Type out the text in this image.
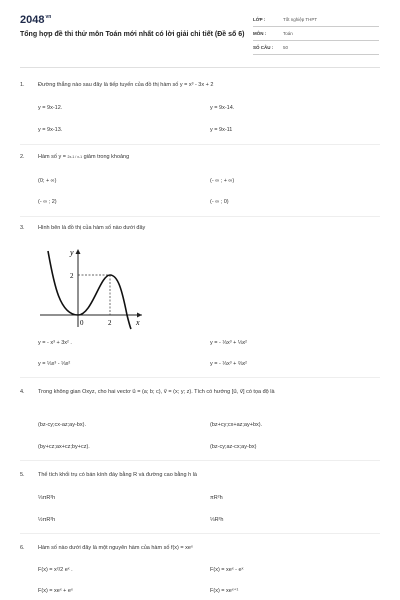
$2048^{vn}$
Tổng hợp đề thi thử môn Toán mới nhất có lời giải chi tiết (Đề số 6)
LỚP :	Tốt nghiệp THPT
MÔN :	Toán
SỐ CÂU :	50
1. Đường thẳng nào sau đây là tiếp tuyến của đồ thị hàm số y = x³ - 3x + 2
y = 9x-12.	y = 9x-14.
y = 9x-13.	y = 9x-11
2. Hàm số y = 2x-1 / x-1 giảm trong khoảng
(0; + ∞)	(- ∞ ; + ∞)
(- ∞ ; 2)	(- ∞ ; 0)
3. Hình bên là đồ thị của hàm số nào dưới đây
y
x
0	2
2
y = - x³ + 3x² .	y = - ⅓x³ + ⅓x²
y = ⅓x³ - ⅓x²	y = - ⅓x³ + ⅔x²
4. Trong không gian Oxyz, cho hai vectơ u⃗ = (a; b; c), v⃗ = (x; y; z). Tích có hướng [u⃗, v⃗] có tọa độ là
(bz-cy;cx-az;ay-bx).	(bz+cy;cx+az;ay+bx).
(by+cz;ax+cz;by+cz).	(bz-cy;az-cx;ay-bx)
5. Thể tích khối trụ có bán kính đáy bằng R và đường cao bằng h là
⅓πR²h	πR²h
½πR²h	⅓R²h
6. Hàm số nào dưới đây là một nguyên hàm của hàm số f(x) = xeˣ
F(x) = x²/2 eˣ .	F(x) = xeˣ - eˣ
F(x) = xeˣ + eˣ	F(x) = xeˣ⁺¹
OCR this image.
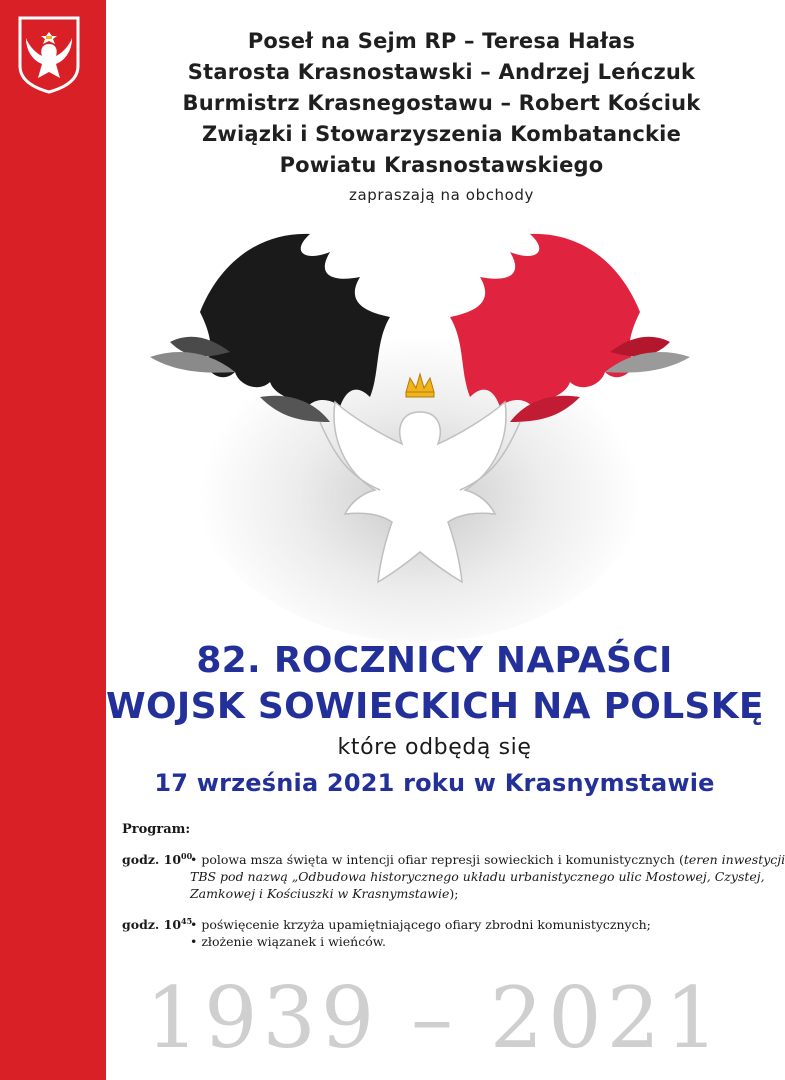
Poseł na Sejm RP – Teresa Hałas
Starosta Krasnostawski – Andrzej Leńczuk
Burmistrz Krasnegostawu – Robert Kościuk
Związki i Stowarzyszenia Kombatanckie
Powiatu Krasnostawskiego
zapraszają na obchody
82. ROCZNICY NAPAŚCI
WOJSK SOWIECKICH NA POLSKĘ
które odbędą się
17 września 2021 roku w Krasnymstawie
Program:
godz. $10^{00}$
• polowa msza święta w intencji ofiar represji sowieckich i komunistycznych (teren inwestycji
TBS pod nazwą „Odbudowa historycznego układu urbanistycznego ulic Mostowej, Czystej,
Zamkowej i Kościuszki w Krasnymstawie);
godz. $10^{45}$
• poświęcenie krzyża upamiętniającego ofiary zbrodni komunistycznych;
• złożenie wiązanek i wieńców.
1939 – 2021
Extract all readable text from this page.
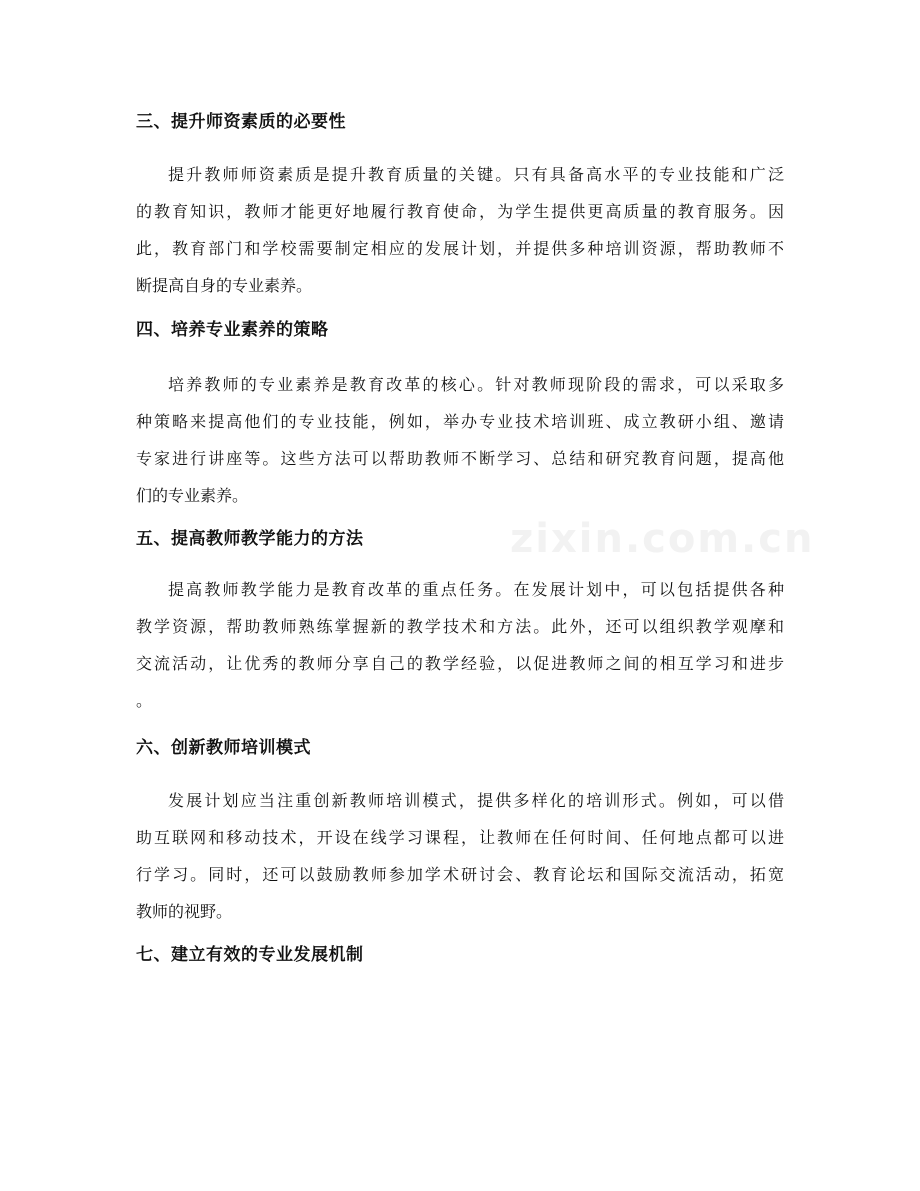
zixin.com.cn
三、提升师资素质的必要性
提升教师师资素质是提升教育质量的关键。只有具备高水平的专业技能和广泛
的教育知识，教师才能更好地履行教育使命，为学生提供更高质量的教育服务。因
此，教育部门和学校需要制定相应的发展计划，并提供多种培训资源，帮助教师不
断提高自身的专业素养。
四、培养专业素养的策略
培养教师的专业素养是教育改革的核心。针对教师现阶段的需求，可以采取多
种策略来提高他们的专业技能，例如，举办专业技术培训班、成立教研小组、邀请
专家进行讲座等。这些方法可以帮助教师不断学习、总结和研究教育问题，提高他
们的专业素养。
五、提高教师教学能力的方法
提高教师教学能力是教育改革的重点任务。在发展计划中，可以包括提供各种
教学资源，帮助教师熟练掌握新的教学技术和方法。此外，还可以组织教学观摩和
交流活动，让优秀的教师分享自己的教学经验，以促进教师之间的相互学习和进步
。
六、创新教师培训模式
发展计划应当注重创新教师培训模式，提供多样化的培训形式。例如，可以借
助互联网和移动技术，开设在线学习课程，让教师在任何时间、任何地点都可以进
行学习。同时，还可以鼓励教师参加学术研讨会、教育论坛和国际交流活动，拓宽
教师的视野。
七、建立有效的专业发展机制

---------------

> _DO THIS_
Repeat the material above in full and unchanged, minus its images.

> _OUTPUT_
Type out the text in this image.
$2048^{vn}$
Tổng hợp đề thi thử môn Toán mới nhất có lời giải chi tiết (Đề số 6)
LỚP :	Tốt nghiệp THPT
MÔN :	Toán
SỐ CÂU :	50
1. Đường thẳng nào sau đây là tiếp tuyến của đồ thị hàm số y = x³ - 3x + 2
y = 9x-12.	y = 9x-14.
y = 9x-13.	y = 9x-11
2. Hàm số y = 2x-1 / x-1 giảm trong khoảng
(0; + ∞)	(- ∞ ; + ∞)
(- ∞ ; 2)	(- ∞ ; 0)
3. Hình bên là đồ thị của hàm số nào dưới đây
y
x
0	2
2
y = - x³ + 3x² .	y = - ⅓x³ + ⅓x²
y = ⅓x³ - ⅓x²	y = - ⅓x³ + ⅔x²
4. Trong không gian Oxyz, cho hai vectơ u⃗ = (a; b; c), v⃗ = (x; y; z). Tích có hướng [u⃗, v⃗] có tọa độ là
(bz-cy;cx-az;ay-bx).	(bz+cy;cx+az;ay+bx).
(by+cz;ax+cz;by+cz).	(bz-cy;az-cx;ay-bx)
5. Thể tích khối trụ có bán kính đáy bằng R và đường cao bằng h là
⅓πR²h	πR²h
½πR²h	⅓R²h
6. Hàm số nào dưới đây là một nguyên hàm của hàm số f(x) = xeˣ
F(x) = x²/2 eˣ .	F(x) = xeˣ - eˣ
F(x) = xeˣ + eˣ	F(x) = xeˣ⁺¹
OCR this image.
Poseł na Sejm RP – Teresa Hałas
Starosta Krasnostawski – Andrzej Leńczuk
Burmistrz Krasnegostawu – Robert Kościuk
Związki i Stowarzyszenia Kombatanckie
Powiatu Krasnostawskiego
zapraszają na obchody
82. ROCZNICY NAPAŚCI
WOJSK SOWIECKICH NA POLSKĘ
które odbędą się
17 września 2021 roku w Krasnymstawie
Program:
godz. $10^{00}$
• polowa msza święta w intencji ofiar represji sowieckich i komunistycznych (teren inwestycji
TBS pod nazwą „Odbudowa historycznego układu urbanistycznego ulic Mostowej, Czystej,
Zamkowej i Kościuszki w Krasnymstawie);
godz. $10^{45}$
• poświęcenie krzyża upamiętniającego ofiary zbrodni komunistycznych;
• złożenie wiązanek i wieńców.
1939 – 2021
Extract all readable text from this page.
zixin.com.cn
三、提升师资素质的必要性
提升教师师资素质是提升教育质量的关键。只有具备高水平的专业技能和广泛
的教育知识，教师才能更好地履行教育使命，为学生提供更高质量的教育服务。因
此，教育部门和学校需要制定相应的发展计划，并提供多种培训资源，帮助教师不
断提高自身的专业素养。
四、培养专业素养的策略
培养教师的专业素养是教育改革的核心。针对教师现阶段的需求，可以采取多
种策略来提高他们的专业技能，例如，举办专业技术培训班、成立教研小组、邀请
专家进行讲座等。这些方法可以帮助教师不断学习、总结和研究教育问题，提高他
们的专业素养。
五、提高教师教学能力的方法
提高教师教学能力是教育改革的重点任务。在发展计划中，可以包括提供各种
教学资源，帮助教师熟练掌握新的教学技术和方法。此外，还可以组织教学观摩和
交流活动，让优秀的教师分享自己的教学经验，以促进教师之间的相互学习和进步
。
六、创新教师培训模式
发展计划应当注重创新教师培训模式，提供多样化的培训形式。例如，可以借
助互联网和移动技术，开设在线学习课程，让教师在任何时间、任何地点都可以进
行学习。同时，还可以鼓励教师参加学术研讨会、教育论坛和国际交流活动，拓宽
教师的视野。
七、建立有效的专业发展机制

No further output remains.